Check every line of the material below for "style". Give the number of lines that have it, and only that.

-=-=-=-=-

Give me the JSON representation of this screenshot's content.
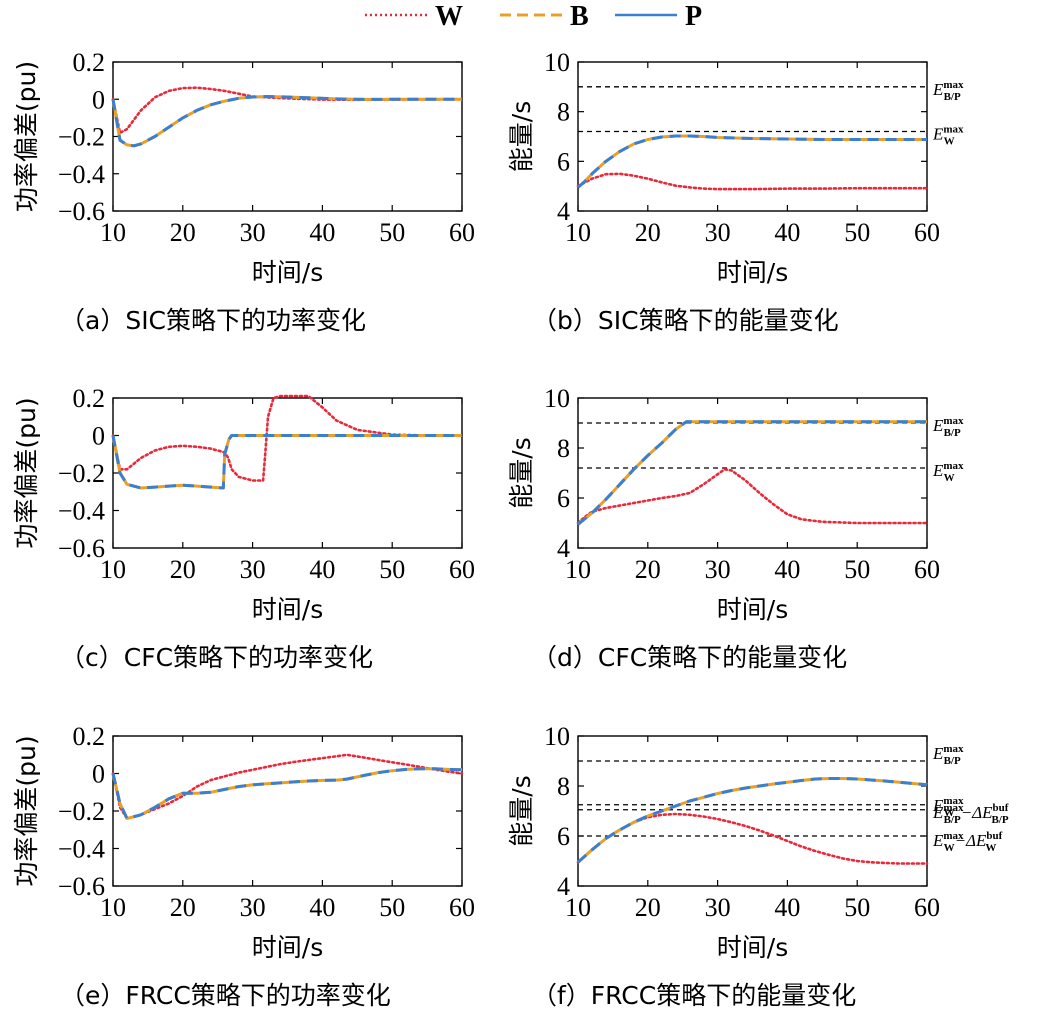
{
  "legend": [
    {
      "name": "W",
      "color": "#e8293a",
      "style": "dotted"
    },
    {
      "name": "B",
      "color": "#e8a02a",
      "style": "dashed"
    },
    {
      "name": "P",
      "color": "#3a7fd0",
      "style": "solid"
    }
  ],
  "chart_data": [
    {
      "id": "a",
      "type": "line",
      "caption": "（a）SIC策略下的功率变化",
      "xlabel": "时间/s",
      "ylabel": "功率偏差(pu)",
      "xlim": [
        10,
        60
      ],
      "ylim": [
        -0.6,
        0.2
      ],
      "xticks": [
        "10",
        "20",
        "30",
        "40",
        "50",
        "60"
      ],
      "yticks": [
        "0.2",
        "0",
        "−0.2",
        "−0.4",
        "−0.6"
      ],
      "references": [],
      "series": [
        {
          "name": "W",
          "x": [
            10,
            11,
            12,
            14,
            16,
            18,
            20,
            22,
            24,
            26,
            28,
            30,
            33,
            36,
            40,
            45,
            50,
            60
          ],
          "y": [
            0,
            -0.18,
            -0.16,
            -0.06,
            0.01,
            0.045,
            0.06,
            0.062,
            0.055,
            0.045,
            0.03,
            0.015,
            0.008,
            0.003,
            -0.002,
            -0.003,
            -0.002,
            0
          ]
        },
        {
          "name": "B",
          "x": [
            10,
            11,
            12,
            13,
            14,
            16,
            18,
            20,
            22,
            24,
            26,
            28,
            30,
            32,
            35,
            38,
            42,
            46,
            50,
            60
          ],
          "y": [
            0,
            -0.22,
            -0.245,
            -0.25,
            -0.24,
            -0.2,
            -0.15,
            -0.1,
            -0.06,
            -0.03,
            -0.01,
            0.005,
            0.012,
            0.015,
            0.012,
            0.008,
            0.002,
            -0.001,
            0,
            0
          ]
        },
        {
          "name": "P",
          "x": [
            10,
            11,
            12,
            13,
            14,
            16,
            18,
            20,
            22,
            24,
            26,
            28,
            30,
            32,
            35,
            38,
            42,
            46,
            50,
            60
          ],
          "y": [
            0,
            -0.22,
            -0.245,
            -0.25,
            -0.24,
            -0.2,
            -0.15,
            -0.1,
            -0.06,
            -0.03,
            -0.01,
            0.005,
            0.012,
            0.015,
            0.012,
            0.008,
            0.002,
            -0.001,
            0,
            0
          ]
        }
      ]
    },
    {
      "id": "b",
      "type": "line",
      "caption": "（b）SIC策略下的能量变化",
      "xlabel": "时间/s",
      "ylabel": "能量/s",
      "xlim": [
        10,
        60
      ],
      "ylim": [
        4,
        10
      ],
      "xticks": [
        "10",
        "20",
        "30",
        "40",
        "50",
        "60"
      ],
      "yticks": [
        "10",
        "8",
        "6",
        "4"
      ],
      "references": [
        {
          "y": 9.0,
          "label": "E",
          "sup": "max",
          "sub": "B/P"
        },
        {
          "y": 7.2,
          "label": "E",
          "sup": "max",
          "sub": "W"
        }
      ],
      "series": [
        {
          "name": "W",
          "x": [
            10,
            11,
            12,
            14,
            16,
            18,
            20,
            22,
            24,
            26,
            28,
            30,
            35,
            40,
            45,
            50,
            55,
            60
          ],
          "y": [
            5.0,
            5.15,
            5.3,
            5.48,
            5.5,
            5.42,
            5.3,
            5.15,
            5.02,
            4.95,
            4.9,
            4.88,
            4.88,
            4.9,
            4.9,
            4.92,
            4.92,
            4.92
          ]
        },
        {
          "name": "B",
          "x": [
            10,
            11,
            12,
            14,
            16,
            18,
            20,
            22,
            24,
            26,
            28,
            30,
            35,
            40,
            45,
            50,
            55,
            60
          ],
          "y": [
            4.95,
            5.2,
            5.5,
            6.0,
            6.4,
            6.7,
            6.88,
            6.98,
            7.02,
            7.02,
            7.0,
            6.96,
            6.92,
            6.9,
            6.88,
            6.88,
            6.88,
            6.88
          ]
        },
        {
          "name": "P",
          "x": [
            10,
            11,
            12,
            14,
            16,
            18,
            20,
            22,
            24,
            26,
            28,
            30,
            35,
            40,
            45,
            50,
            55,
            60
          ],
          "y": [
            4.95,
            5.2,
            5.5,
            6.0,
            6.4,
            6.7,
            6.88,
            6.98,
            7.02,
            7.02,
            7.0,
            6.96,
            6.92,
            6.9,
            6.88,
            6.88,
            6.88,
            6.88
          ]
        }
      ]
    },
    {
      "id": "c",
      "type": "line",
      "caption": "（c）CFC策略下的功率变化",
      "xlabel": "时间/s",
      "ylabel": "功率偏差(pu)",
      "xlim": [
        10,
        60
      ],
      "ylim": [
        -0.6,
        0.2
      ],
      "xticks": [
        "10",
        "20",
        "30",
        "40",
        "50",
        "60"
      ],
      "yticks": [
        "0.2",
        "0",
        "−0.2",
        "−0.4",
        "−0.6"
      ],
      "references": [],
      "series": [
        {
          "name": "W",
          "x": [
            10,
            11,
            12,
            14,
            16,
            18,
            20,
            22,
            24,
            26,
            26.5,
            27,
            28,
            30,
            31.5,
            31.8,
            32.2,
            33,
            34,
            36,
            38,
            40,
            42,
            45,
            50,
            55,
            60
          ],
          "y": [
            0,
            -0.18,
            -0.18,
            -0.12,
            -0.08,
            -0.06,
            -0.055,
            -0.06,
            -0.07,
            -0.09,
            -0.12,
            -0.18,
            -0.22,
            -0.24,
            -0.24,
            -0.1,
            0.1,
            0.2,
            0.21,
            0.21,
            0.21,
            0.15,
            0.08,
            0.03,
            0.005,
            0,
            0
          ]
        },
        {
          "name": "B",
          "x": [
            10,
            11,
            12,
            14,
            16,
            18,
            20,
            22,
            24,
            25.8,
            26,
            26.6,
            27,
            28,
            30,
            40,
            50,
            60
          ],
          "y": [
            0,
            -0.2,
            -0.26,
            -0.28,
            -0.275,
            -0.27,
            -0.265,
            -0.27,
            -0.275,
            -0.28,
            -0.1,
            -0.02,
            0,
            0,
            0,
            0,
            0,
            0
          ]
        },
        {
          "name": "P",
          "x": [
            10,
            11,
            12,
            14,
            16,
            18,
            20,
            22,
            24,
            25.8,
            26,
            26.6,
            27,
            28,
            30,
            40,
            50,
            60
          ],
          "y": [
            0,
            -0.2,
            -0.26,
            -0.28,
            -0.275,
            -0.27,
            -0.265,
            -0.27,
            -0.275,
            -0.28,
            -0.1,
            -0.02,
            0,
            0,
            0,
            0,
            0,
            0
          ]
        }
      ]
    },
    {
      "id": "d",
      "type": "line",
      "caption": "（d）CFC策略下的能量变化",
      "xlabel": "时间/s",
      "ylabel": "能量/s",
      "xlim": [
        10,
        60
      ],
      "ylim": [
        4,
        10
      ],
      "xticks": [
        "10",
        "20",
        "30",
        "40",
        "50",
        "60"
      ],
      "yticks": [
        "10",
        "8",
        "6",
        "4"
      ],
      "references": [
        {
          "y": 9.0,
          "label": "E",
          "sup": "max",
          "sub": "B/P"
        },
        {
          "y": 7.2,
          "label": "E",
          "sup": "max",
          "sub": "W"
        }
      ],
      "series": [
        {
          "name": "W",
          "x": [
            10,
            11,
            12,
            14,
            16,
            18,
            20,
            22,
            24,
            26,
            28,
            30,
            31,
            32,
            34,
            36,
            38,
            40,
            42,
            45,
            50,
            55,
            60
          ],
          "y": [
            5.0,
            5.25,
            5.45,
            5.6,
            5.7,
            5.8,
            5.9,
            6.0,
            6.08,
            6.2,
            6.55,
            6.95,
            7.15,
            7.1,
            6.7,
            6.2,
            5.75,
            5.35,
            5.15,
            5.05,
            5.0,
            5.0,
            5.0
          ]
        },
        {
          "name": "B",
          "x": [
            10,
            12,
            14,
            16,
            18,
            20,
            22,
            24,
            25.5,
            26,
            30,
            40,
            50,
            60
          ],
          "y": [
            4.95,
            5.4,
            5.95,
            6.55,
            7.15,
            7.7,
            8.2,
            8.75,
            9.05,
            9.05,
            9.05,
            9.05,
            9.05,
            9.05
          ]
        },
        {
          "name": "P",
          "x": [
            10,
            12,
            14,
            16,
            18,
            20,
            22,
            24,
            25.5,
            26,
            30,
            40,
            50,
            60
          ],
          "y": [
            4.95,
            5.4,
            5.95,
            6.55,
            7.15,
            7.7,
            8.2,
            8.75,
            9.05,
            9.05,
            9.05,
            9.05,
            9.05,
            9.05
          ]
        }
      ]
    },
    {
      "id": "e",
      "type": "line",
      "caption": "（e）FRCC策略下的功率变化",
      "xlabel": "时间/s",
      "ylabel": "功率偏差(pu)",
      "xlim": [
        10,
        60
      ],
      "ylim": [
        -0.6,
        0.2
      ],
      "xticks": [
        "10",
        "20",
        "30",
        "40",
        "50",
        "60"
      ],
      "yticks": [
        "0.2",
        "0",
        "−0.2",
        "−0.4",
        "−0.6"
      ],
      "references": [],
      "series": [
        {
          "name": "W",
          "x": [
            10,
            11,
            12,
            14,
            16,
            18,
            20,
            22,
            24,
            26,
            28,
            30,
            32,
            34,
            36,
            38,
            40,
            42,
            43.5,
            46,
            48,
            50,
            52,
            54,
            56,
            58,
            60
          ],
          "y": [
            0,
            -0.18,
            -0.24,
            -0.22,
            -0.19,
            -0.16,
            -0.12,
            -0.07,
            -0.035,
            -0.015,
            0.005,
            0.02,
            0.035,
            0.05,
            0.062,
            0.072,
            0.082,
            0.092,
            0.1,
            0.085,
            0.072,
            0.06,
            0.048,
            0.035,
            0.022,
            0.01,
            0
          ]
        },
        {
          "name": "B",
          "x": [
            10,
            11,
            12,
            14,
            16,
            18,
            20,
            22,
            24,
            26,
            28,
            30,
            32,
            34,
            36,
            38,
            40,
            42,
            43.5,
            46,
            48,
            50,
            52,
            54,
            56,
            58,
            60
          ],
          "y": [
            0,
            -0.16,
            -0.24,
            -0.22,
            -0.18,
            -0.135,
            -0.105,
            -0.105,
            -0.1,
            -0.085,
            -0.07,
            -0.06,
            -0.055,
            -0.05,
            -0.045,
            -0.04,
            -0.037,
            -0.035,
            -0.03,
            -0.01,
            0.005,
            0.015,
            0.022,
            0.025,
            0.025,
            0.022,
            0.02
          ]
        },
        {
          "name": "P",
          "x": [
            10,
            11,
            12,
            14,
            16,
            18,
            20,
            22,
            24,
            26,
            28,
            30,
            32,
            34,
            36,
            38,
            40,
            42,
            43.5,
            46,
            48,
            50,
            52,
            54,
            56,
            58,
            60
          ],
          "y": [
            0,
            -0.16,
            -0.24,
            -0.22,
            -0.18,
            -0.135,
            -0.105,
            -0.105,
            -0.1,
            -0.085,
            -0.07,
            -0.06,
            -0.055,
            -0.05,
            -0.045,
            -0.04,
            -0.037,
            -0.035,
            -0.03,
            -0.01,
            0.005,
            0.015,
            0.022,
            0.025,
            0.025,
            0.022,
            0.02
          ]
        }
      ]
    },
    {
      "id": "f",
      "type": "line",
      "caption": "（f）FRCC策略下的能量变化",
      "xlabel": "时间/s",
      "ylabel": "能量/s",
      "xlim": [
        10,
        60
      ],
      "ylim": [
        4,
        10
      ],
      "xticks": [
        "10",
        "20",
        "30",
        "40",
        "50",
        "60"
      ],
      "yticks": [
        "10",
        "8",
        "6",
        "4"
      ],
      "references": [
        {
          "y": 9.0,
          "label": "E",
          "sup": "max",
          "sub": "B/P"
        },
        {
          "y": 7.25,
          "label": "E",
          "sup": "max",
          "sub": "W"
        },
        {
          "y": 7.05,
          "label": "E",
          "sup": "max",
          "sub": "B/P",
          "minus": "−ΔE",
          "msup": "buf",
          "msub": "B/P"
        },
        {
          "y": 6.0,
          "label": "E",
          "sup": "max",
          "sub": "W",
          "minus": "−ΔE",
          "msup": "buf",
          "msub": "W"
        }
      ],
      "series": [
        {
          "name": "W",
          "x": [
            10,
            12,
            14,
            16,
            18,
            20,
            22,
            24,
            26,
            28,
            30,
            32,
            34,
            36,
            38,
            40,
            42,
            44,
            46,
            48,
            50,
            52,
            54,
            56,
            58,
            60
          ],
          "y": [
            4.95,
            5.45,
            5.9,
            6.25,
            6.55,
            6.75,
            6.85,
            6.88,
            6.85,
            6.78,
            6.68,
            6.55,
            6.4,
            6.22,
            6.02,
            5.8,
            5.58,
            5.4,
            5.24,
            5.1,
            5.0,
            4.95,
            4.92,
            4.9,
            4.9,
            4.9
          ]
        },
        {
          "name": "B",
          "x": [
            10,
            12,
            14,
            16,
            18,
            20,
            22,
            24,
            26,
            28,
            30,
            32,
            34,
            36,
            38,
            40,
            42,
            44,
            46,
            48,
            50,
            52,
            54,
            56,
            58,
            60
          ],
          "y": [
            4.95,
            5.45,
            5.9,
            6.25,
            6.55,
            6.8,
            7.0,
            7.2,
            7.4,
            7.55,
            7.7,
            7.82,
            7.92,
            8.0,
            8.08,
            8.15,
            8.22,
            8.28,
            8.3,
            8.3,
            8.28,
            8.24,
            8.2,
            8.15,
            8.1,
            8.05
          ]
        },
        {
          "name": "P",
          "x": [
            10,
            12,
            14,
            16,
            18,
            20,
            22,
            24,
            26,
            28,
            30,
            32,
            34,
            36,
            38,
            40,
            42,
            44,
            46,
            48,
            50,
            52,
            54,
            56,
            58,
            60
          ],
          "y": [
            4.95,
            5.45,
            5.9,
            6.25,
            6.55,
            6.8,
            7.0,
            7.2,
            7.4,
            7.55,
            7.7,
            7.82,
            7.92,
            8.0,
            8.08,
            8.15,
            8.22,
            8.28,
            8.3,
            8.3,
            8.28,
            8.24,
            8.2,
            8.15,
            8.1,
            8.05
          ]
        }
      ]
    }
  ]
}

-=-=-=-=-

* **Result of this task**:
3